Search the records for lines that contain the word "rapid". Copy them all.

[Items from a dataset]
▽

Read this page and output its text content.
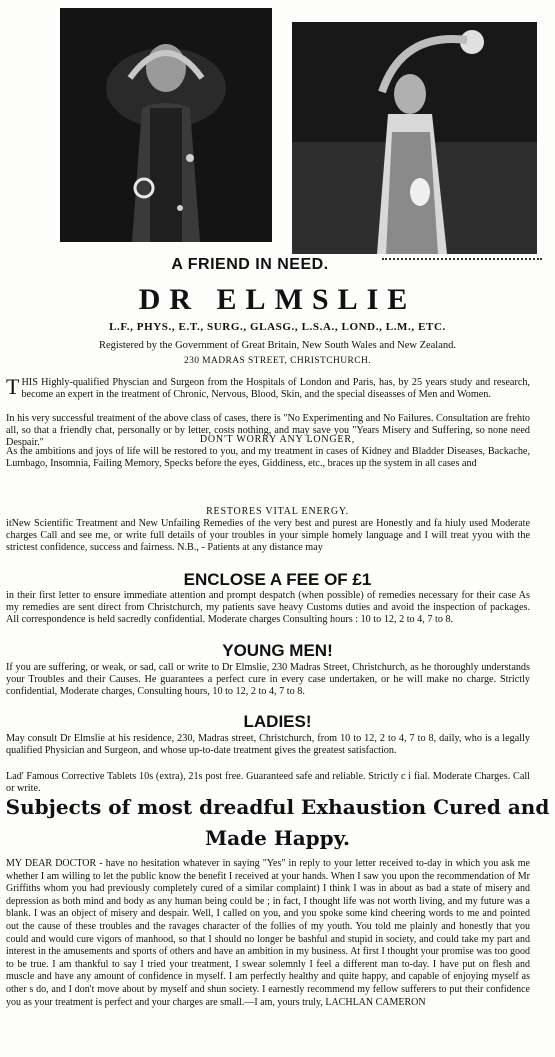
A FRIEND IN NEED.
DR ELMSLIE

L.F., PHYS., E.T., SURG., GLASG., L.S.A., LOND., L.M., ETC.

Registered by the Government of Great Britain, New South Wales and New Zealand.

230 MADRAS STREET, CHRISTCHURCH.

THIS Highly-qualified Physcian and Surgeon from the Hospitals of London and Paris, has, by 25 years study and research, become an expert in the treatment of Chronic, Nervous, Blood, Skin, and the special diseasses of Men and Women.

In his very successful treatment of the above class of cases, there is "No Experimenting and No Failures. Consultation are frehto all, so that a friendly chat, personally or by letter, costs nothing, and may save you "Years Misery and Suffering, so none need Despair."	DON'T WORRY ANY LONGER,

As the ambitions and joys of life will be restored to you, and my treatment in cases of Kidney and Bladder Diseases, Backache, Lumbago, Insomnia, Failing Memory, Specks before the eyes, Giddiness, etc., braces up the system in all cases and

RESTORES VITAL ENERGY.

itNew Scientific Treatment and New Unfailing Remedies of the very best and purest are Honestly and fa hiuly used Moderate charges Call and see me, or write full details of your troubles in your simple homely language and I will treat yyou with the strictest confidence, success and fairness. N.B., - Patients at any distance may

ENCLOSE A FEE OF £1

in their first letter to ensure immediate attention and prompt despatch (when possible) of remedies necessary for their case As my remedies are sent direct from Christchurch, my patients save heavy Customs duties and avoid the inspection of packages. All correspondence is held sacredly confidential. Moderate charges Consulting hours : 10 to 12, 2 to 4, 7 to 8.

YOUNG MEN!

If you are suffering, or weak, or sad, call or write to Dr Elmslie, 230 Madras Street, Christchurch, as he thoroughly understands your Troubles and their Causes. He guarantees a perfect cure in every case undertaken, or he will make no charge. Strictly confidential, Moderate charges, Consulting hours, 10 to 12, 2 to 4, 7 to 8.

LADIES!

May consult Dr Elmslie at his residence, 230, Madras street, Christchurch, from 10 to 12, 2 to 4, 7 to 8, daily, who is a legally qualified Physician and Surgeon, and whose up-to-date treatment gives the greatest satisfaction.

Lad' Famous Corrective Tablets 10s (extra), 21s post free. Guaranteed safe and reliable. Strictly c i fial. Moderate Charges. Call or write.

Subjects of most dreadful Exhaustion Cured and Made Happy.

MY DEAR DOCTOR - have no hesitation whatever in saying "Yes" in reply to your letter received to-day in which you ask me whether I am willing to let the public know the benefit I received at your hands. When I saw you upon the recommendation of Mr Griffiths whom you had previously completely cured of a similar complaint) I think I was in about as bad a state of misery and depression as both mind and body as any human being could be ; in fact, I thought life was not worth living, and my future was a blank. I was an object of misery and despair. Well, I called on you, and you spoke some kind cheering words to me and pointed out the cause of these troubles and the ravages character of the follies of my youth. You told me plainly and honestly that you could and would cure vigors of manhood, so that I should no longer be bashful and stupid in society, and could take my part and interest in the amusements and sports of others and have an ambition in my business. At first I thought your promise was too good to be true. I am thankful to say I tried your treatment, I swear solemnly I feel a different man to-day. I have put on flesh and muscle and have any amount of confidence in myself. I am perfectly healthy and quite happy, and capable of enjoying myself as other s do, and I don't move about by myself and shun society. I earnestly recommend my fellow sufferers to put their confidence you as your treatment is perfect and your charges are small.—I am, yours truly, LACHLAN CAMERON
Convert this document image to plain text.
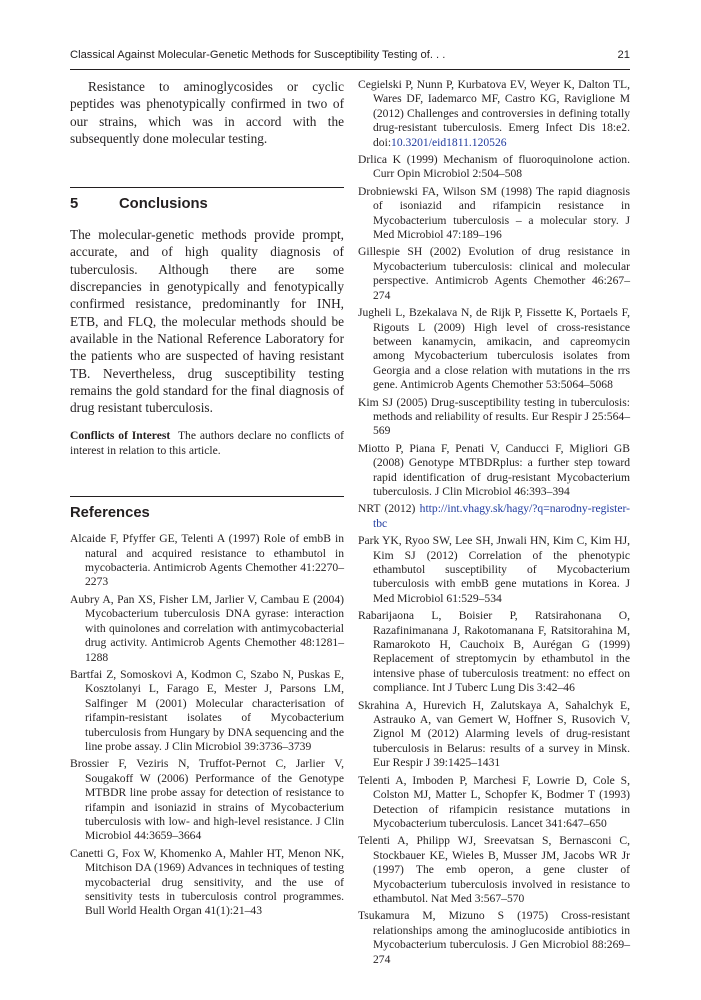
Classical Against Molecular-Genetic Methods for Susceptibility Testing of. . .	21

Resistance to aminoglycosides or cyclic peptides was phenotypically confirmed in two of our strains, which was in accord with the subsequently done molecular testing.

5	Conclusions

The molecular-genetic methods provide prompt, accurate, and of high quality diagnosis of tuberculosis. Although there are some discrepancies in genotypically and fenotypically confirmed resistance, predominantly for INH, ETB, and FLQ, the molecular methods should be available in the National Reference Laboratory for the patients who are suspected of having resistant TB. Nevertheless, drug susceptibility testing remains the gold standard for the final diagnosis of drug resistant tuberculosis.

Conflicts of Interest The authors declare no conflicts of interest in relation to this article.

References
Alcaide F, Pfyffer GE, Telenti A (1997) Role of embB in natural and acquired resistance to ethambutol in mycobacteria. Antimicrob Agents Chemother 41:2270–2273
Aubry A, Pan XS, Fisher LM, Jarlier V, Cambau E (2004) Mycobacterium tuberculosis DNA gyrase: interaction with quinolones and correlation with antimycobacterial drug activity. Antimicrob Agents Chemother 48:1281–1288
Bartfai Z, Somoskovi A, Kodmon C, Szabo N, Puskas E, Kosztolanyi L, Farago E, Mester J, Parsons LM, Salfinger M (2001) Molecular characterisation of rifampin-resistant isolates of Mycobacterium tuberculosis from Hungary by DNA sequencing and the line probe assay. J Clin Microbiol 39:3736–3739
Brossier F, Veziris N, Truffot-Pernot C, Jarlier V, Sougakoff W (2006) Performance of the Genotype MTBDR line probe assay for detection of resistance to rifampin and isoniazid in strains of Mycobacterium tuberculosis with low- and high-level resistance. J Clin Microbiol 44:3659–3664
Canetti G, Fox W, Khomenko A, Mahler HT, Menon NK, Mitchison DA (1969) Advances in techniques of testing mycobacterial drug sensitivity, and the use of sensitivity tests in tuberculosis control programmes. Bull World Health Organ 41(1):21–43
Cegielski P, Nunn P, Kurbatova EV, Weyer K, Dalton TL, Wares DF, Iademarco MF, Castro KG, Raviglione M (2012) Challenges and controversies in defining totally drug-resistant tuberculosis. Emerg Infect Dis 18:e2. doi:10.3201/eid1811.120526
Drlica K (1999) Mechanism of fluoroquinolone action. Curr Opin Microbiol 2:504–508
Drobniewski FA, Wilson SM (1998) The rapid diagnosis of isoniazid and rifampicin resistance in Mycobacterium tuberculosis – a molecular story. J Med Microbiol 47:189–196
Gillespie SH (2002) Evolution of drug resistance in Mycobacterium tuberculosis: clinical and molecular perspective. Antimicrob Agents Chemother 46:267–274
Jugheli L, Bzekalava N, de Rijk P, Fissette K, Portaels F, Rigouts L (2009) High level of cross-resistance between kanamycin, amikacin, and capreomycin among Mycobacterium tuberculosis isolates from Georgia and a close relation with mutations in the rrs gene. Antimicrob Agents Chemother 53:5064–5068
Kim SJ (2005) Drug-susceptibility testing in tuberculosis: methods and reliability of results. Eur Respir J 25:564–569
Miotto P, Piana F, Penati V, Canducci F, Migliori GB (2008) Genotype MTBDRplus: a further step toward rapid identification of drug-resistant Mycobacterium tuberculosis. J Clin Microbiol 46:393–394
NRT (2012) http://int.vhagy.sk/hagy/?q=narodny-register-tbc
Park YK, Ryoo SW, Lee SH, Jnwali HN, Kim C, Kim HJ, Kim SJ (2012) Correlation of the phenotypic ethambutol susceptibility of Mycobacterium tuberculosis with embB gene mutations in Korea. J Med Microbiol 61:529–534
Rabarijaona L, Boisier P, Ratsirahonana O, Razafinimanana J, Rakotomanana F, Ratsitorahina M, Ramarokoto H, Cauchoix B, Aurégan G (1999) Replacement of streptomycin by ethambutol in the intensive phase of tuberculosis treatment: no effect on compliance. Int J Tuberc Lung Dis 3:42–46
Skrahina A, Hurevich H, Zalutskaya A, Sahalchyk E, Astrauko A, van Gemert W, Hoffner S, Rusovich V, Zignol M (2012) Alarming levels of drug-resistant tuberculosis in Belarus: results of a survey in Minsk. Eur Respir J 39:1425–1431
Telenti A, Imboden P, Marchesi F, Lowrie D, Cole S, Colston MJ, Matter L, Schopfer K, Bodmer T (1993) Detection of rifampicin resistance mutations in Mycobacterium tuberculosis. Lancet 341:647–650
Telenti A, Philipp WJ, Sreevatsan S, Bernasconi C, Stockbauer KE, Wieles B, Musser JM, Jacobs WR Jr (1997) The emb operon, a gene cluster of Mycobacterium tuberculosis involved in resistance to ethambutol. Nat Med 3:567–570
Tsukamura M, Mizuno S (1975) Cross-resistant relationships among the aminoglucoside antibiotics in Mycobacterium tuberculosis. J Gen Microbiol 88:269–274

△

- **Written solution**
Drobniewski FA, Wilson SM (1998) The rapid diagnosis of isoniazid and rifampicin resistance in Mycobacterium tuberculosis – a molecular story. J Med Microbiol 47:189–196
Miotto P, Piana F, Penati V, Canducci F, Migliori GB (2008) Genotype MTBDRplus: a further step toward rapid identification of drug-resistant Mycobacterium tuberculosis. J Clin Microbiol 46:393–394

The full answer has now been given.